What to do: In the entries below, count every line with the string "дисконтирования". State the count and nothing else.

Stored rows:

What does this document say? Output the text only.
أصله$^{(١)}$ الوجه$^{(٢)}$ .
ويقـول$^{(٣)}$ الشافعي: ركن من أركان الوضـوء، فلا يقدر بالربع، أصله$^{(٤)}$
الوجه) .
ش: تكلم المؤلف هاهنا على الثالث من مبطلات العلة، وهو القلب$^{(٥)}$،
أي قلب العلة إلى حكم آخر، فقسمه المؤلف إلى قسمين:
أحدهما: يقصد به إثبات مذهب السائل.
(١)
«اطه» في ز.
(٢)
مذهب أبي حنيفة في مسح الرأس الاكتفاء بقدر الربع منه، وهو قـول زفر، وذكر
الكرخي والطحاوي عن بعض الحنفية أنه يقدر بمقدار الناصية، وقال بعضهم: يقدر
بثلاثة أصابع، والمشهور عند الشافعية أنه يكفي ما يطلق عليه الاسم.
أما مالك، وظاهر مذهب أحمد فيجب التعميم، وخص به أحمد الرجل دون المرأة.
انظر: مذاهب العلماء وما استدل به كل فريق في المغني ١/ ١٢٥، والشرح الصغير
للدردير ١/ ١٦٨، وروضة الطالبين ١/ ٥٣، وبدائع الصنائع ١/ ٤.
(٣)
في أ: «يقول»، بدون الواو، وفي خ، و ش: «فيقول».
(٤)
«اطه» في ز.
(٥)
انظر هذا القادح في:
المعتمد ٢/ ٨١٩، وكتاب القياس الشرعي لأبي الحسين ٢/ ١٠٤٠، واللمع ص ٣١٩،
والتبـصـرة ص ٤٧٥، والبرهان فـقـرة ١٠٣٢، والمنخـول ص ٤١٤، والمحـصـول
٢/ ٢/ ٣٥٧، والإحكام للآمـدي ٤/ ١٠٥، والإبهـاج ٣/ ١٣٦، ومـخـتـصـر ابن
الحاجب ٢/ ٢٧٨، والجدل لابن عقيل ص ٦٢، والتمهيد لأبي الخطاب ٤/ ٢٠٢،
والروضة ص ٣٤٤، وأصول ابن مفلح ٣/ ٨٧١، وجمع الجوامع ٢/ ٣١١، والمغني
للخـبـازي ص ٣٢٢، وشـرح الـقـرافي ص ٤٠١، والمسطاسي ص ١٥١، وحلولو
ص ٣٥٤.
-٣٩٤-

* * *

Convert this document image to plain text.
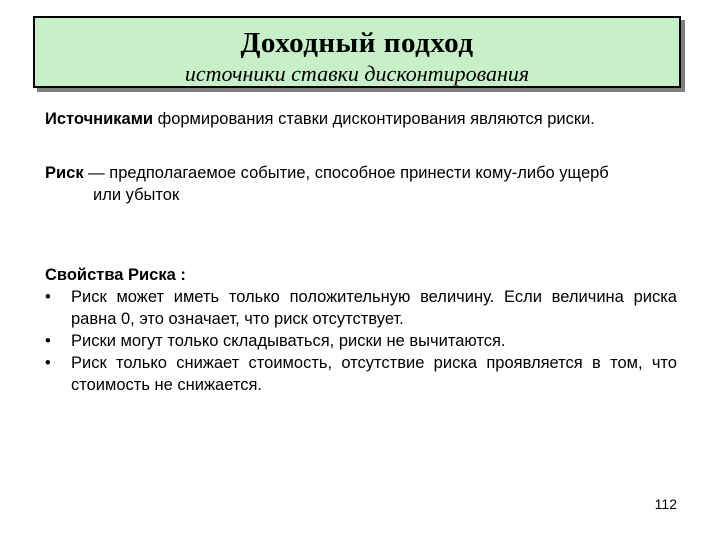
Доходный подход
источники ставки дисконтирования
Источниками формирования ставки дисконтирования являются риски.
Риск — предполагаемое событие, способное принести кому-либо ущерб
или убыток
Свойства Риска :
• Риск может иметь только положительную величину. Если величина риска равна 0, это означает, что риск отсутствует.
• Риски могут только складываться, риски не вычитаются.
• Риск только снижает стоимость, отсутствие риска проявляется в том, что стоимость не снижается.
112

Written solution: 2